• DATASET ROWS
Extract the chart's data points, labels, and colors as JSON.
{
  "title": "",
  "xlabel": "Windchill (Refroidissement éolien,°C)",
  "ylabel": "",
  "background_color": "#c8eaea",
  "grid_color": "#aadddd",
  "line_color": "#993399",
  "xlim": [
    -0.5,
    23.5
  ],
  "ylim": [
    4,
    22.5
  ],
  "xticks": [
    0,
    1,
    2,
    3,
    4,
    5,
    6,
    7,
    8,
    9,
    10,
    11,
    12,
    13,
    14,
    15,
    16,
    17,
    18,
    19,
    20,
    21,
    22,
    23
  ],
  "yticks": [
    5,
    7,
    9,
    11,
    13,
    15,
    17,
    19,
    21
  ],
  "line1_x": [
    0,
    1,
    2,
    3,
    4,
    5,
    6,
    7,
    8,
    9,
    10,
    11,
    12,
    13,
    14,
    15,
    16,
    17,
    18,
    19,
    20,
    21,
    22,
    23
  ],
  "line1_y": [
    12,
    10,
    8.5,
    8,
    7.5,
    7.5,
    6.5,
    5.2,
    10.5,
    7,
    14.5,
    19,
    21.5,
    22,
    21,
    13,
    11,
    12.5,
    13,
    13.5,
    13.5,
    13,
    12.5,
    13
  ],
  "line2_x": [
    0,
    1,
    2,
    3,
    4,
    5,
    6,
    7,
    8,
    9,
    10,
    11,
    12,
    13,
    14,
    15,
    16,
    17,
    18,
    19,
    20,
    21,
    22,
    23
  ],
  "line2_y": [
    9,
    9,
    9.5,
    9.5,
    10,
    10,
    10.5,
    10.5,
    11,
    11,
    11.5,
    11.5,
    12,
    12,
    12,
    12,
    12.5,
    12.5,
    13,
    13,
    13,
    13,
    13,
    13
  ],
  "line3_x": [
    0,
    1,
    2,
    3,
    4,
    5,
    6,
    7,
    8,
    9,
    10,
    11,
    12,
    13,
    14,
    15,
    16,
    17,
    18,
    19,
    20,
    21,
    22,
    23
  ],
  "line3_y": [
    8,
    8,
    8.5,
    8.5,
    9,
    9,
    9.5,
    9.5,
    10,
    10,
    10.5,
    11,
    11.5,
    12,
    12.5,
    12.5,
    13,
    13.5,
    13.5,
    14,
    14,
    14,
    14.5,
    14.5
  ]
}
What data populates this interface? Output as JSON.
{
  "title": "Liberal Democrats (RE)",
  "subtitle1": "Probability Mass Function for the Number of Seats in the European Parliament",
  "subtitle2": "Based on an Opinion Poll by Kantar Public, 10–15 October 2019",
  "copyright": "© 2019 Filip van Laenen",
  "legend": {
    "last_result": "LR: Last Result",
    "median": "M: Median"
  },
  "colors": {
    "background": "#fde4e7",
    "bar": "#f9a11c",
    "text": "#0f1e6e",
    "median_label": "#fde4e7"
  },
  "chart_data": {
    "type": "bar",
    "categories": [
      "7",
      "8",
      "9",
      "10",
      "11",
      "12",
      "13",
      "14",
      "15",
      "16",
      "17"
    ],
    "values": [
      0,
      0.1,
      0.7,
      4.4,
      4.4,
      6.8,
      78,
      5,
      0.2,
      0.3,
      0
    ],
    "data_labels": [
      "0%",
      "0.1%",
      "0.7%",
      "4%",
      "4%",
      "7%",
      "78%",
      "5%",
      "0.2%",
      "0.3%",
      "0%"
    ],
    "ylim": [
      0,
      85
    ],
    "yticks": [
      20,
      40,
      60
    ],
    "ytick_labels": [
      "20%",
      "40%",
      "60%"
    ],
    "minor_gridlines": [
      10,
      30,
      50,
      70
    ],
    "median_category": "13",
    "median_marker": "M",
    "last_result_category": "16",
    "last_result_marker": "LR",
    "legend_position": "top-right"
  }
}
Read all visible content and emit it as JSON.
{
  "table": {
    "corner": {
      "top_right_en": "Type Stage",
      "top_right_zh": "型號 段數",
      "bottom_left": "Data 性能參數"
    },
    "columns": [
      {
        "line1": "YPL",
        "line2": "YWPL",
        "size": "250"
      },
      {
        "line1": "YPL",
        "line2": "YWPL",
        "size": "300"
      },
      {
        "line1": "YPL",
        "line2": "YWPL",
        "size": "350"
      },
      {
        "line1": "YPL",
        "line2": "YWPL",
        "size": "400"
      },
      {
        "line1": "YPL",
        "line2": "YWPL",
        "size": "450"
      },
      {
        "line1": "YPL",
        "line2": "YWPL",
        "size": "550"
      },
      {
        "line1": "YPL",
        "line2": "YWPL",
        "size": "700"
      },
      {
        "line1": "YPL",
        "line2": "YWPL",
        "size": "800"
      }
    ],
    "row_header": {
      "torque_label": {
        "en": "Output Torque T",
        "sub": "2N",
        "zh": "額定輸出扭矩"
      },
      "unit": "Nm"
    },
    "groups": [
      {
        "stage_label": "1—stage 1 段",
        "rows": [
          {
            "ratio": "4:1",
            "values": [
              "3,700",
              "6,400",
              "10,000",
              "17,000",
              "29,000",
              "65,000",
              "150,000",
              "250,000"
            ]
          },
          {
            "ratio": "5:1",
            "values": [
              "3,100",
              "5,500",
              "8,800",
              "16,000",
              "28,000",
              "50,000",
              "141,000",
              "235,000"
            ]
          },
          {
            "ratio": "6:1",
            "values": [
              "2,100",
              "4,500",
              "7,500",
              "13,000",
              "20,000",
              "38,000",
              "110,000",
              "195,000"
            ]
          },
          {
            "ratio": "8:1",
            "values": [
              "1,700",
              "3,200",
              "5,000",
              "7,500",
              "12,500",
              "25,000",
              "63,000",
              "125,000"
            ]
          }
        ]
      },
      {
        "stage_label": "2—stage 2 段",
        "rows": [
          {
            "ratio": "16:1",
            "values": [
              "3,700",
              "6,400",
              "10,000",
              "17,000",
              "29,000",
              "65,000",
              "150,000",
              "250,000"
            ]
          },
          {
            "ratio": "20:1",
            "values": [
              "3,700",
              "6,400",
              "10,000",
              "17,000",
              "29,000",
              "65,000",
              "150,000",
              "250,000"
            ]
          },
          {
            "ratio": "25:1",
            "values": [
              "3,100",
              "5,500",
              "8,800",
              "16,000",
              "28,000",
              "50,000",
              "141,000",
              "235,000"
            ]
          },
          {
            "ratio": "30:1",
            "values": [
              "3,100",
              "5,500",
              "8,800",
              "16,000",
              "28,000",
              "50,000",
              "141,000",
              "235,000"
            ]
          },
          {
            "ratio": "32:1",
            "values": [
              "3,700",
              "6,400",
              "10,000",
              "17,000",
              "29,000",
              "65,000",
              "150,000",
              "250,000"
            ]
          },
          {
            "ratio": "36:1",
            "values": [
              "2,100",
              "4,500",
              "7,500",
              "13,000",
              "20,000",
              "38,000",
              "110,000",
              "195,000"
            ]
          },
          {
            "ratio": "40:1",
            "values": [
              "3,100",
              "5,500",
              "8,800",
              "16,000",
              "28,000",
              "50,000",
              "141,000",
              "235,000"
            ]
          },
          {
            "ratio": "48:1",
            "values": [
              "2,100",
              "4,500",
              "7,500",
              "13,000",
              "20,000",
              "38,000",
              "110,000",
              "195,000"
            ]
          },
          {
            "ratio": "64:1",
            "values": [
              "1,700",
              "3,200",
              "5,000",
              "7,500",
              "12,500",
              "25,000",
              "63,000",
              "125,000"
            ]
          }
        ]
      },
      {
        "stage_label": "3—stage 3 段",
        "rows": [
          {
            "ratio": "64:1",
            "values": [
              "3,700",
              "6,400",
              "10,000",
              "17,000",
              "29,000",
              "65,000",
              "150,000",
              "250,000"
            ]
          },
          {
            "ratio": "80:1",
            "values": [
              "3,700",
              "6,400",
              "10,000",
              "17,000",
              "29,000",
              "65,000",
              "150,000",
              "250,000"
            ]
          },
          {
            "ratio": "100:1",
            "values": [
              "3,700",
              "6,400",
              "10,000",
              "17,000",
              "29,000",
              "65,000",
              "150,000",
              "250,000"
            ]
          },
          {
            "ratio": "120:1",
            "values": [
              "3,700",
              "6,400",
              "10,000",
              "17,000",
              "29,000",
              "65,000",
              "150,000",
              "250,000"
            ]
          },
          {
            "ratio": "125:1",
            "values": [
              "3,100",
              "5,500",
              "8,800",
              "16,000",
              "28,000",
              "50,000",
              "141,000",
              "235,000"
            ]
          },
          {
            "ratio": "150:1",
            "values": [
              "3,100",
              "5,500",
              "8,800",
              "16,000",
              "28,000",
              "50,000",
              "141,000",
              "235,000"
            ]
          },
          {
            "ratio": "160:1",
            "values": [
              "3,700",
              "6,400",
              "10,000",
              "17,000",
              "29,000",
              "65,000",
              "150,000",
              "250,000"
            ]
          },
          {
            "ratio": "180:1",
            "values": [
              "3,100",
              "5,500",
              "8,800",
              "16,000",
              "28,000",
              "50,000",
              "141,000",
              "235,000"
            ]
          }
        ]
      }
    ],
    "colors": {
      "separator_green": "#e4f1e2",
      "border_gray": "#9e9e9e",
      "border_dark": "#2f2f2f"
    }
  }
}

• GIVEN EXERCISE
Filter the records above and return every line that holds the word "JSON".

• THE ANSWER
Extract the chart's data points, labels, and colors as JSON.
What data populates this interface? Output as JSON.
Read all visible content and emit it as JSON.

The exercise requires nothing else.